■ **ITEMS**
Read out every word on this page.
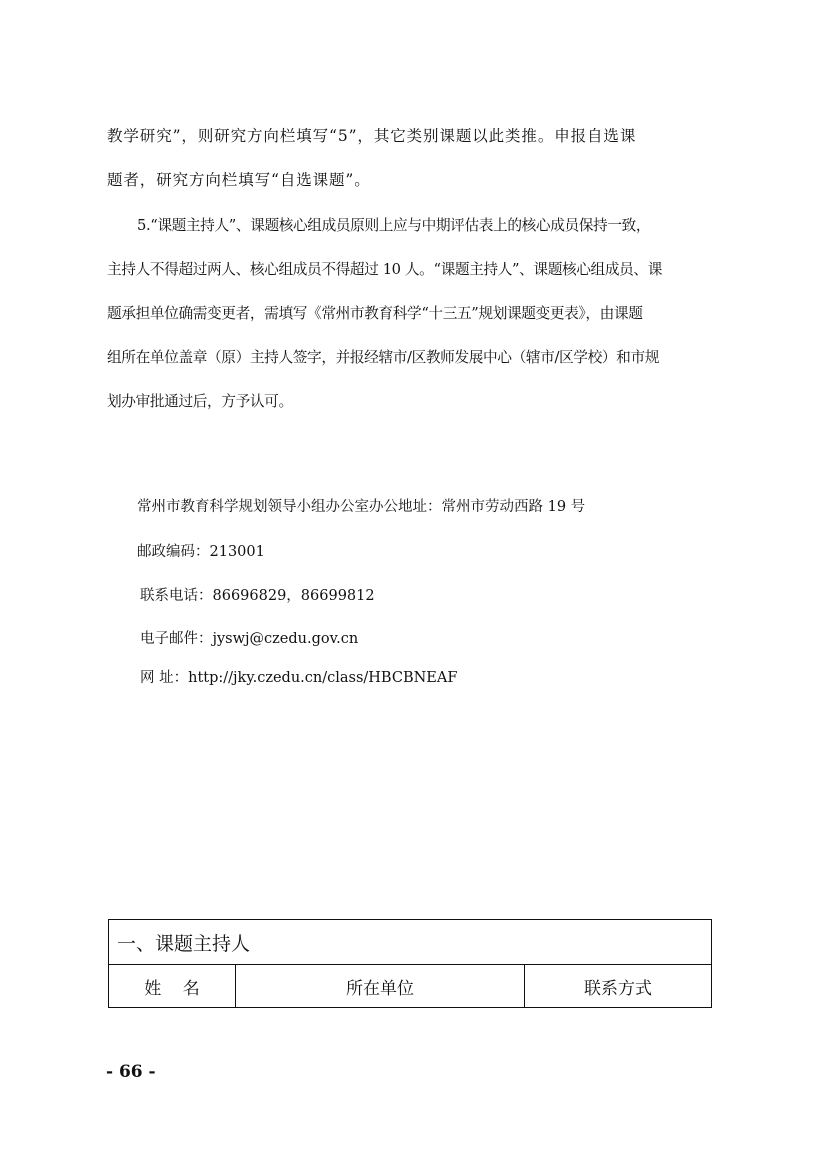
教学研究”，则研究方向栏填写“5”，其它类别课题以此类推。申报自选课
题者，研究方向栏填写“自选课题”。
5.“课题主持人”、课题核心组成员原则上应与中期评估表上的核心成员保持一致，
主持人不得超过两人、核心组成员不得超过 10 人。“课题主持人”、课题核心组成员、课
题承担单位确需变更者，需填写《常州市教育科学“十三五”规划课题变更表》，由课题
组所在单位盖章（原）主持人签字，并报经辖市/区教师发展中心（辖市/区学校）和市规
划办审批通过后，方予认可。
常州市教育科学规划领导小组办公室办公地址：常州市劳动西路 19 号
邮政编码：213001
联系电话：86696829，86699812
电子邮件：jyswj@czedu.gov.cn
网 址：http://jky.czedu.cn/class/HBCBNEAF
一、课题主持人
姓    名	所在单位	联系方式
- 66 -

■ **REQUIRED TASK**
Please write out all the data again word for word, but not the pictures.

■ **OUTPUT OF THE TASK**
Read out every word on this page.
教学研究”，则研究方向栏填写“5”，其它类别课题以此类推。申报自选课
题者，研究方向栏填写“自选课题”。
5.“课题主持人”、课题核心组成员原则上应与中期评估表上的核心成员保持一致，
主持人不得超过两人、核心组成员不得超过 10 人。“课题主持人”、课题核心组成员、课
题承担单位确需变更者，需填写《常州市教育科学“十三五”规划课题变更表》，由课题
组所在单位盖章（原）主持人签字，并报经辖市/区教师发展中心（辖市/区学校）和市规
划办审批通过后，方予认可。
常州市教育科学规划领导小组办公室办公地址：常州市劳动西路 19 号
邮政编码：213001
联系电话：86696829，86699812
电子邮件：jyswj@czedu.gov.cn
网 址：http://jky.czedu.cn/class/HBCBNEAF
一、课题主持人
姓    名	所在单位	联系方式
- 66 -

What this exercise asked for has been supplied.